WHAT THIS TASK INVOLVES —
Copy all the entries word for word, but omit the pictures.

Entries with figure data —
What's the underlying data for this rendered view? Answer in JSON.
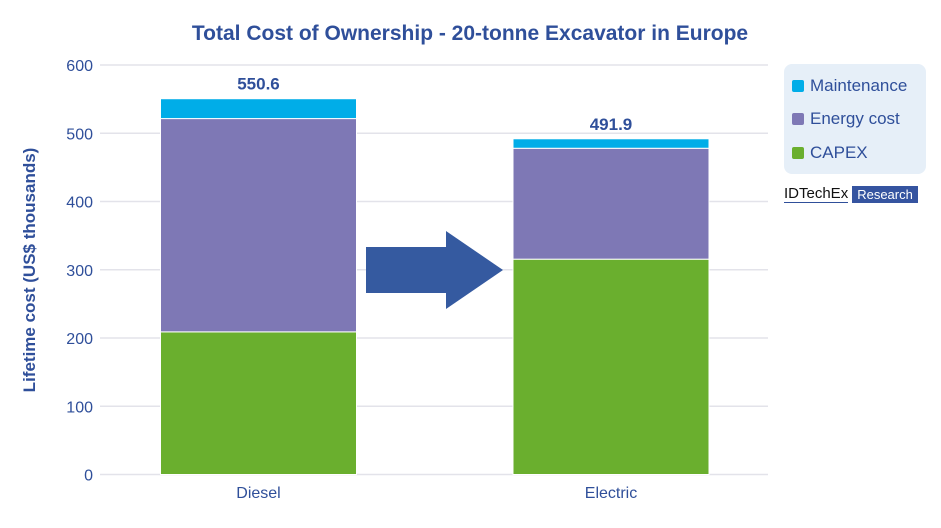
{
  "chart_data": {
    "type": "bar",
    "stacked": true,
    "title": "Total Cost of Ownership - 20-tonne Excavator in Europe",
    "xlabel": "",
    "ylabel": "Lifetime cost (US$ thousands)",
    "ylim": [
      0,
      600
    ],
    "yticks": [
      0,
      100,
      200,
      300,
      400,
      500,
      600
    ],
    "grid": true,
    "legend_placement": "right",
    "categories": [
      "Diesel",
      "Electric"
    ],
    "series": [
      {
        "name": "CAPEX",
        "color": "#6aaf2e",
        "values": [
          209,
          315.5
        ]
      },
      {
        "name": "Energy cost",
        "color": "#7e78b5",
        "values": [
          312.5,
          162.5
        ]
      },
      {
        "name": "Maintenance",
        "color": "#00ade8",
        "values": [
          29.1,
          13.9
        ]
      }
    ],
    "totals": [
      "550.6",
      "491.9"
    ],
    "annotations": [
      {
        "type": "arrow",
        "direction": "right",
        "from": "Diesel",
        "to": "Electric",
        "color": "#355aa0"
      }
    ]
  },
  "legend": [
    "Maintenance",
    "Energy cost",
    "CAPEX"
  ],
  "logo": {
    "brand": "IDTechEx",
    "tag": "Research"
  }
}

COMPLETE ANSWER —
What's the underlying data for this rendered view? Answer in JSON.
{
  "chart_data": {
    "type": "bar",
    "stacked": true,
    "title": "Total Cost of Ownership - 20-tonne Excavator in Europe",
    "xlabel": "",
    "ylabel": "Lifetime cost (US$ thousands)",
    "ylim": [
      0,
      600
    ],
    "yticks": [
      0,
      100,
      200,
      300,
      400,
      500,
      600
    ],
    "grid": true,
    "legend_placement": "right",
    "categories": [
      "Diesel",
      "Electric"
    ],
    "series": [
      {
        "name": "CAPEX",
        "color": "#6aaf2e",
        "values": [
          209,
          315.5
        ]
      },
      {
        "name": "Energy cost",
        "color": "#7e78b5",
        "values": [
          312.5,
          162.5
        ]
      },
      {
        "name": "Maintenance",
        "color": "#00ade8",
        "values": [
          29.1,
          13.9
        ]
      }
    ],
    "totals": [
      "550.6",
      "491.9"
    ],
    "annotations": [
      {
        "type": "arrow",
        "direction": "right",
        "from": "Diesel",
        "to": "Electric",
        "color": "#355aa0"
      }
    ]
  },
  "legend": [
    "Maintenance",
    "Energy cost",
    "CAPEX"
  ],
  "logo": {
    "brand": "IDTechEx",
    "tag": "Research"
  }
}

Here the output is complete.